> [Do this]: Each entry below is to be given again word for word, with no pictures.

+--

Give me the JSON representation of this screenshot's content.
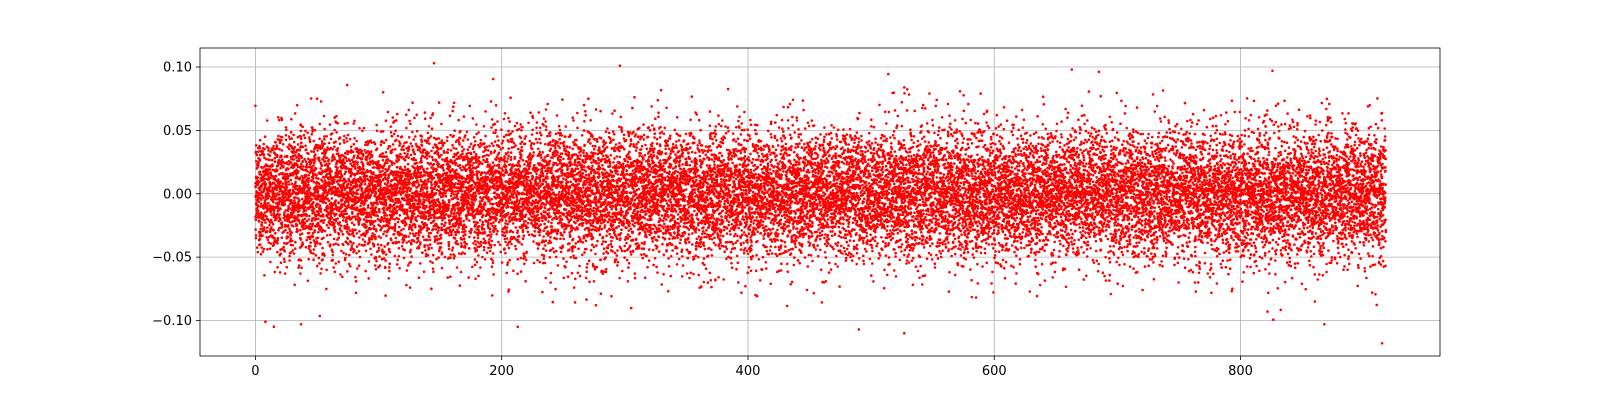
{
  "chart_data": {
    "type": "scatter",
    "title": "",
    "xlabel": "",
    "ylabel": "",
    "xlim": [
      -45,
      962
    ],
    "ylim": [
      -0.128,
      0.115
    ],
    "xticks": [
      0,
      200,
      400,
      600,
      800
    ],
    "xtick_labels": [
      "0",
      "200",
      "400",
      "600",
      "800"
    ],
    "yticks": [
      -0.1,
      -0.05,
      0.0,
      0.05,
      0.1
    ],
    "ytick_labels": [
      "−0.10",
      "−0.05",
      "0.00",
      "0.05",
      "0.10"
    ],
    "grid": true,
    "legend": "none",
    "series": [
      {
        "color": "#ff0000",
        "marker": "dot",
        "x_range": [
          0,
          918
        ],
        "point_count": 22000,
        "distribution": "dense band centered on 0.00, mostly within ±0.02, sparser scatter out to about ±0.10",
        "mean": 0.0,
        "std": 0.025,
        "min": -0.118,
        "max": 0.103,
        "notable_points": [
          {
            "x": 145,
            "y": 0.103
          },
          {
            "x": 296,
            "y": 0.101
          },
          {
            "x": 663,
            "y": 0.098
          },
          {
            "x": 826,
            "y": 0.097
          },
          {
            "x": 37,
            "y": -0.103
          },
          {
            "x": 213,
            "y": -0.105
          },
          {
            "x": 490,
            "y": -0.107
          },
          {
            "x": 527,
            "y": -0.11
          },
          {
            "x": 868,
            "y": -0.103
          },
          {
            "x": 915,
            "y": -0.118
          }
        ]
      }
    ]
  }
}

+--

> [Answer to this problem]:
Give me the JSON representation of this screenshot's content.
{
  "chart_data": {
    "type": "scatter",
    "title": "",
    "xlabel": "",
    "ylabel": "",
    "xlim": [
      -45,
      962
    ],
    "ylim": [
      -0.128,
      0.115
    ],
    "xticks": [
      0,
      200,
      400,
      600,
      800
    ],
    "xtick_labels": [
      "0",
      "200",
      "400",
      "600",
      "800"
    ],
    "yticks": [
      -0.1,
      -0.05,
      0.0,
      0.05,
      0.1
    ],
    "ytick_labels": [
      "−0.10",
      "−0.05",
      "0.00",
      "0.05",
      "0.10"
    ],
    "grid": true,
    "legend": "none",
    "series": [
      {
        "color": "#ff0000",
        "marker": "dot",
        "x_range": [
          0,
          918
        ],
        "point_count": 22000,
        "distribution": "dense band centered on 0.00, mostly within ±0.02, sparser scatter out to about ±0.10",
        "mean": 0.0,
        "std": 0.025,
        "min": -0.118,
        "max": 0.103,
        "notable_points": [
          {
            "x": 145,
            "y": 0.103
          },
          {
            "x": 296,
            "y": 0.101
          },
          {
            "x": 663,
            "y": 0.098
          },
          {
            "x": 826,
            "y": 0.097
          },
          {
            "x": 37,
            "y": -0.103
          },
          {
            "x": 213,
            "y": -0.105
          },
          {
            "x": 490,
            "y": -0.107
          },
          {
            "x": 527,
            "y": -0.11
          },
          {
            "x": 868,
            "y": -0.103
          },
          {
            "x": 915,
            "y": -0.118
          }
        ]
      }
    ]
  }
}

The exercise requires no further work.